● EXERCISE SET:
**1.** In the forum post about Julia crashing on a computing cluster, do these statements agree with the post? (a) Each of the cluster's computing nodes has 12 CPUs. (b) The crash happens with julia-debug but not with plain julia. (c) The crash happens about half the time. Answer each with yes or no and quote the words of the post that decide it.
**2.** From the forum post about Julia crashing on a computing cluster, repeat everything from "unknown function (ip: 0x3bc3c0e57e)" down to "function (ip: 0x3bc4800f65)".

● TEXT SECTION:

Julia crashes when started on the nodes of a HPC cluster

question
hpc
debug
cluster

#1

Hi to everybody,

I’m trying to run Julia on a HPC cluster we are using in our department for astrophysical simulations. The 64-bit system is running CentOS 6.2, and it has a front-end and 8 computing nodes, each with 12 CPUs. The job manager is SLURM.

I just installed Julia 0.6.2 and tried to use it with SLURM, but I found that the julia executable crashes randomly when executed. This happens ~20-30% of the time, which means that if I run tens of instances of Julia using --machinefile, there is always at least one node crashing, and this causes all the other processes to quit. The crash happens both with julia and with julia-debug, here is the output when running the latter:

$ julia/bin/julia-debug

signal (11): Segmentation fault
while loading no file, in expression starting on line 0
pthread_create at /lib64/libpthread.so.0 (unknown line)
blas_thread_init at /home/tomasi/julia-d386e40c17/bin/../lib/julia/libopenblas64_.so (unknown line)
gotoblas_init at /home/tomasi/julia-d386e40c17/bin/../lib/julia/libopenblas64_.so (unknown line)
unknown function (ip: 0x3bc3c0e57e)
unknown function (ip: 0x3bc3c12c24)
unknown function (ip: 0x3bc3c0e195)
unknown function (ip: 0x3bc3c12469)
unknown function (ip: 0x3bc4800f65)
unknown function (ip: 0x3bc3c0e195)
unknown function (ip: 0x3bc480129b)
dlopen at /lib64/libdl.so.2 (unknown line)
jl_dlopen at /buildworker/worker/package_linux64/build/src/dlload.c:88
jl_load_dynamic_library_ at /buildworker/worker/package_linux64/build/src/dlload.c:189
jl_load_dynamic_library_e at /buildworker/worker/package_linux64/build/src/dlload.c:214
dlopen_e at ./libdl.jl:110
vendor at ./linalg/blas.jl:64
check at ./linalg/blas.jl:114
__init__ at ./linalg/linalg.jl:284
unknown function (ip: 0x7f3decf37536)
jl_call_fptr_internal at /buildworker/worker/package_linux64/build/src/julia_internal.h:339
jl_call_method_internal at /buildworker/worker/package_linux64/build/src/julia_internal.h:358
jl_apply_generic at /buildworker/worker/package_linux64/build/src/gf.c:1926
jl_apply at /buildworker/worker/package_linux64/build/src/julia.h:1424
jl_module_run_initializer at /buildworker/worker/package_linux64/build/src/toplevel.c:87
_julia_init at /buildworker/worker/package_linux64/build/src/init.c:733
julia_init at /buildworker/worker/package_linux64/build/src/task.c:301
unknown function (ip: 0x40238f)
__libc_start_main at /lib64/libc.so.6 (unknown line)
unknown function (ip: 0x401608)
Allocations: 811914 (Pool: 810886; Big: 1028); GC: 0
Segmentation fault (core dumped)

● ENTRIES PROVIDED:
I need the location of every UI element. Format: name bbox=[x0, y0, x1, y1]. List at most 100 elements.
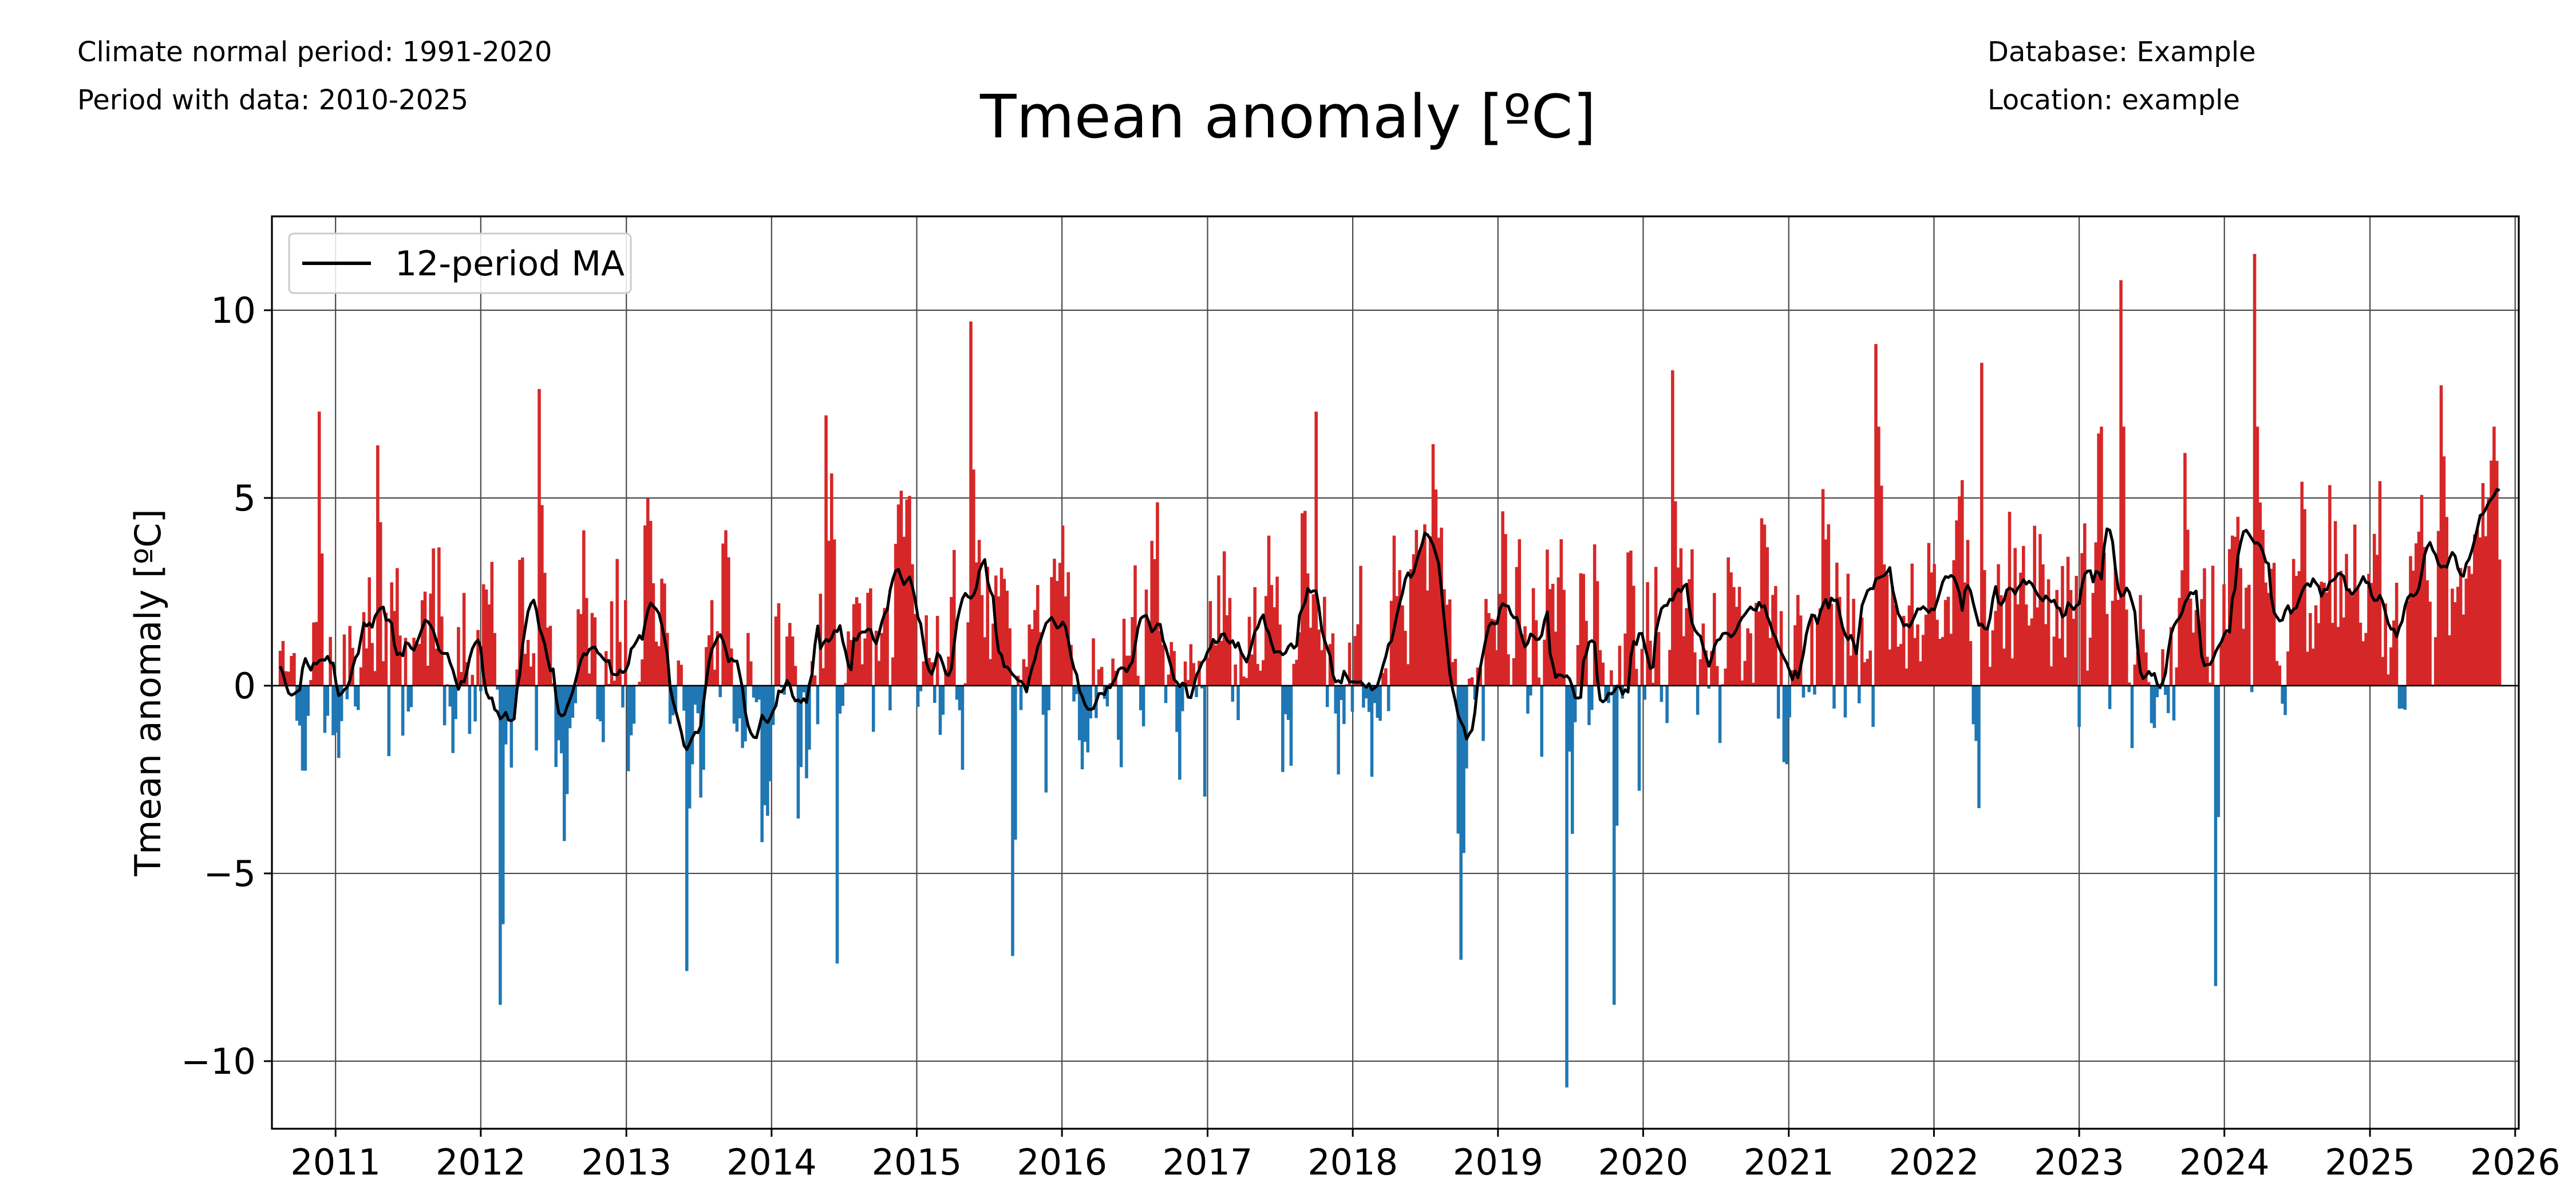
anomaly-bar bbox=[1278, 624, 1282, 686]
anomaly-bar bbox=[1796, 595, 1800, 686]
anomaly-bar bbox=[1935, 619, 1939, 686]
anomaly-bar bbox=[615, 559, 619, 686]
anomaly-bar bbox=[1448, 599, 1452, 686]
anomaly-bar bbox=[1186, 679, 1190, 686]
anomaly-bar bbox=[376, 445, 380, 686]
anomaly-bar bbox=[1314, 412, 1318, 686]
anomaly-bar bbox=[1696, 685, 1700, 715]
anomaly-bar bbox=[1704, 650, 1708, 686]
anomaly-bar bbox=[368, 577, 372, 686]
anomaly-bar bbox=[746, 632, 750, 686]
anomaly-bar bbox=[1715, 666, 1719, 686]
anomaly-bar bbox=[844, 683, 847, 686]
x-tick-label: 2013 bbox=[581, 1141, 671, 1183]
anomaly-bar bbox=[668, 685, 672, 724]
anomaly-bar bbox=[632, 685, 636, 724]
anomaly-bar bbox=[760, 685, 764, 843]
anomaly-bar bbox=[961, 685, 965, 770]
anomaly-bar bbox=[963, 683, 967, 686]
anomaly-bar bbox=[1033, 610, 1037, 686]
anomaly-bar bbox=[1038, 632, 1042, 686]
anomaly-bar bbox=[1966, 540, 1970, 686]
anomaly-bar bbox=[638, 682, 641, 686]
anomaly-bar bbox=[1782, 685, 1786, 762]
anomaly-bar bbox=[501, 685, 505, 924]
anomaly-bar bbox=[487, 604, 491, 686]
anomaly-bar bbox=[735, 685, 739, 732]
anomaly-bar bbox=[2072, 619, 2076, 686]
anomaly-bar bbox=[387, 685, 391, 757]
anomaly-bar bbox=[1108, 683, 1112, 686]
anomaly-bar bbox=[911, 564, 914, 686]
anomaly-bar bbox=[1222, 551, 1226, 686]
anomaly-bar bbox=[754, 685, 758, 702]
anomaly-bar bbox=[2217, 685, 2221, 817]
anomaly-bar bbox=[1386, 685, 1390, 711]
anomaly-bar bbox=[1490, 618, 1494, 686]
anomaly-bar bbox=[1919, 661, 1922, 686]
anomaly-bar bbox=[331, 685, 335, 736]
anomaly-bar bbox=[2175, 667, 2179, 686]
anomaly-bar bbox=[1234, 664, 1237, 686]
anomaly-bar bbox=[1244, 678, 1249, 686]
anomaly-bar bbox=[1014, 685, 1017, 840]
anomaly-bar bbox=[357, 685, 360, 710]
anomaly-bar bbox=[1877, 426, 1880, 686]
anomaly-bar bbox=[1961, 480, 1964, 686]
anomaly-bar bbox=[1064, 596, 1068, 686]
anomaly-bar bbox=[841, 685, 845, 706]
anomaly-bar bbox=[1465, 685, 1468, 769]
anomaly-bar bbox=[1631, 586, 1635, 686]
anomaly-bar bbox=[989, 659, 992, 686]
anomaly-bar bbox=[2414, 543, 2418, 686]
anomaly-bar bbox=[1849, 655, 1852, 686]
anomaly-bar bbox=[2083, 523, 2087, 686]
x-tick-label: 2021 bbox=[1744, 1141, 1834, 1183]
anomaly-bar bbox=[1075, 685, 1078, 694]
anomaly-bar bbox=[899, 491, 903, 686]
anomaly-bar bbox=[2166, 685, 2170, 713]
anomaly-bar bbox=[432, 548, 435, 686]
anomaly-bar bbox=[2336, 627, 2340, 686]
anomaly-bar bbox=[1044, 685, 1048, 793]
anomaly-bar bbox=[1963, 582, 1967, 686]
anomaly-bar bbox=[293, 653, 296, 686]
anomaly-bar bbox=[1746, 628, 1749, 686]
anomaly-bar bbox=[1398, 570, 1401, 686]
anomaly-bar bbox=[1665, 685, 1669, 723]
anomaly-bar bbox=[1755, 603, 1758, 686]
anomaly-bar bbox=[526, 639, 530, 686]
climate-normal-label: Climate normal period: 1991-2020 bbox=[77, 36, 552, 68]
anomaly-bar bbox=[2178, 598, 2181, 686]
anomaly-bar bbox=[1671, 370, 1674, 686]
anomaly-bar bbox=[2320, 582, 2324, 686]
anomaly-bar bbox=[1141, 685, 1145, 726]
anomaly-bar bbox=[891, 657, 895, 686]
anomaly-bar bbox=[1423, 524, 1427, 686]
anomaly-bar bbox=[1899, 644, 1903, 686]
anomaly-bar bbox=[2356, 587, 2360, 686]
anomaly-bar bbox=[2490, 460, 2493, 686]
anomaly-bar bbox=[858, 603, 862, 686]
anomaly-bar bbox=[2464, 578, 2468, 686]
anomaly-bar bbox=[953, 549, 956, 686]
anomaly-bar bbox=[1395, 596, 1399, 686]
anomaly-bar bbox=[2364, 632, 2368, 686]
anomaly-bar bbox=[2378, 481, 2382, 686]
anomaly-bar bbox=[766, 685, 769, 816]
anomaly-bar bbox=[624, 600, 627, 686]
anomaly-bar bbox=[1685, 608, 1688, 686]
anomaly-bar bbox=[2088, 638, 2092, 686]
anomaly-bar bbox=[886, 607, 889, 686]
anomaly-bar bbox=[938, 685, 942, 735]
anomaly-bar bbox=[813, 675, 817, 686]
x-tick-label: 2026 bbox=[2470, 1141, 2561, 1183]
x-tick-label: 2012 bbox=[436, 1141, 526, 1183]
anomaly-bar bbox=[732, 685, 736, 724]
anomaly-bar bbox=[2180, 570, 2184, 686]
anomaly-bar bbox=[791, 636, 795, 686]
anomaly-bar bbox=[2417, 531, 2421, 686]
anomaly-bar bbox=[359, 667, 363, 686]
anomaly-bar bbox=[626, 685, 630, 772]
anomaly-bar bbox=[1097, 669, 1101, 686]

● OUTPUTS:
**1.**
(a) Yes: "it has a front-end and 8 computing nodes, each with 12 CPUs"
(b) No: "The crash happens both with julia and with julia-debug"
(c) No: "This happens ~20-30% of the time"

**2.**
unknown function (ip: 0x3bc3c0e57e)
unknown function (ip: 0x3bc3c12c24)
unknown function (ip: 0x3bc3c0e195)
unknown function (ip: 0x3bc3c12469)
unknown function (ip: 0x3bc4800f65)